## Work to complete
Leaving out the pictures, transcribe all of the records faithfully.

## Provided data

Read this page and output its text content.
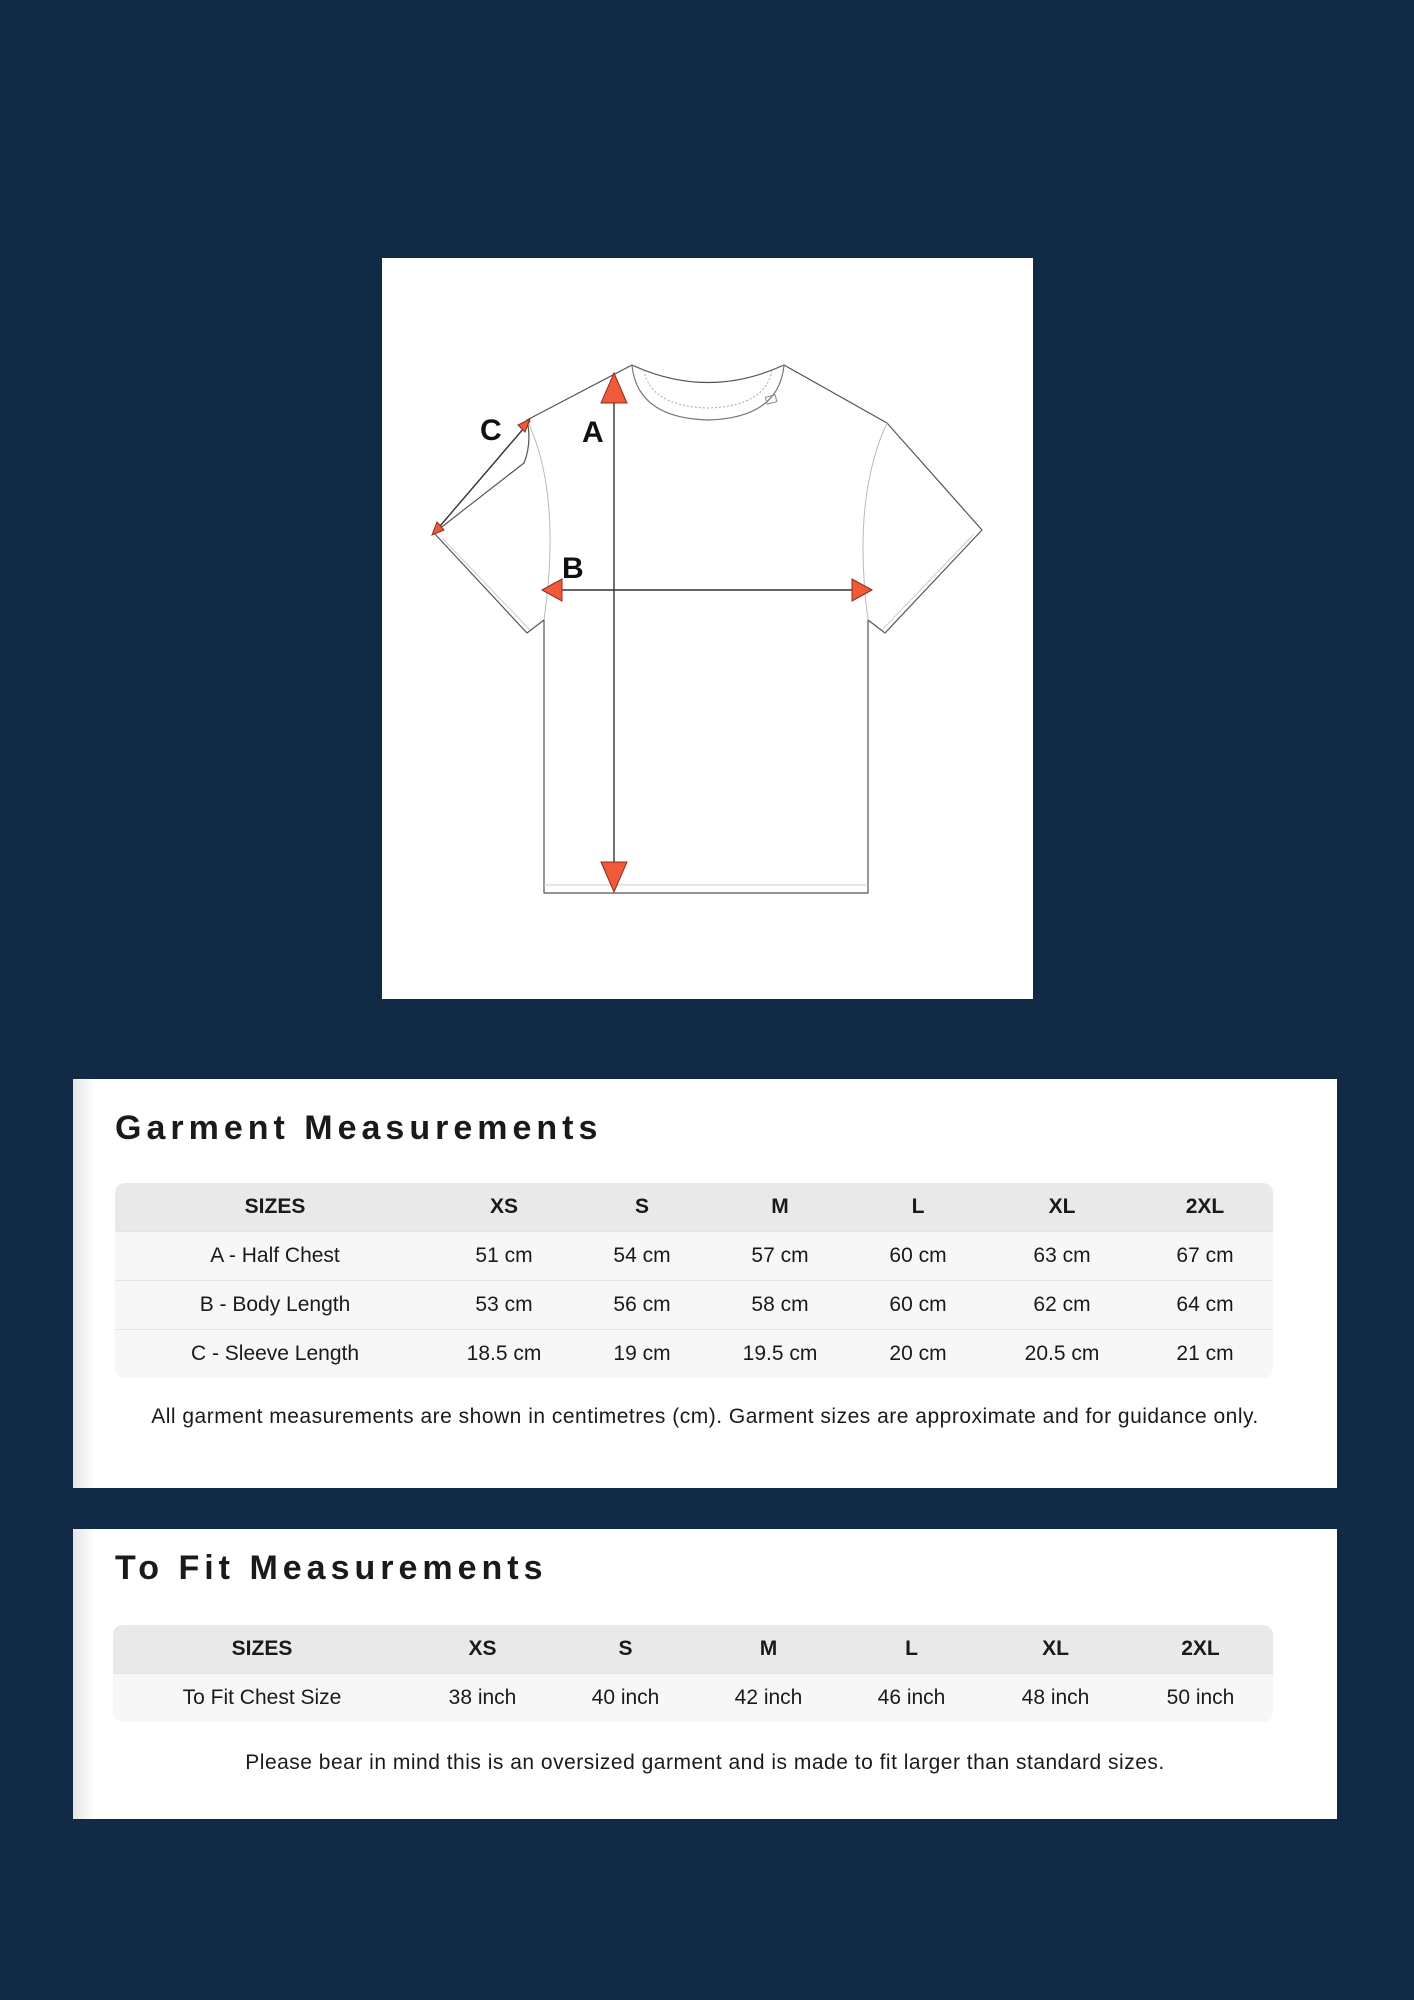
C	A
B
Garment Measurements
SIZES	XS	S	M	L	XL	2XL
A - Half Chest	51 cm	54 cm	57 cm	60 cm	63 cm	67 cm
B - Body Length	53 cm	56 cm	58 cm	60 cm	62 cm	64 cm
C - Sleeve Length	18.5 cm	19 cm	19.5 cm	20 cm	20.5 cm	21 cm

All garment measurements are shown in centimetres (cm). Garment sizes are approximate and for guidance only.

To Fit Measurements
SIZES	XS	S	M	L	XL	2XL
To Fit Chest Size	38 inch	40 inch	42 inch	46 inch	48 inch	50 inch

Please bear in mind this is an oversized garment and is made to fit larger than standard sizes.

## Result of the exercise
Read this page and output its text content.
C	A
B
Garment Measurements
SIZES	XS	S	M	L	XL	2XL
A - Half Chest	51 cm	54 cm	57 cm	60 cm	63 cm	67 cm
B - Body Length	53 cm	56 cm	58 cm	60 cm	62 cm	64 cm
C - Sleeve Length	18.5 cm	19 cm	19.5 cm	20 cm	20.5 cm	21 cm

All garment measurements are shown in centimetres (cm). Garment sizes are approximate and for guidance only.

To Fit Measurements
SIZES	XS	S	M	L	XL	2XL
To Fit Chest Size	38 inch	40 inch	42 inch	46 inch	48 inch	50 inch

Please bear in mind this is an oversized garment and is made to fit larger than standard sizes.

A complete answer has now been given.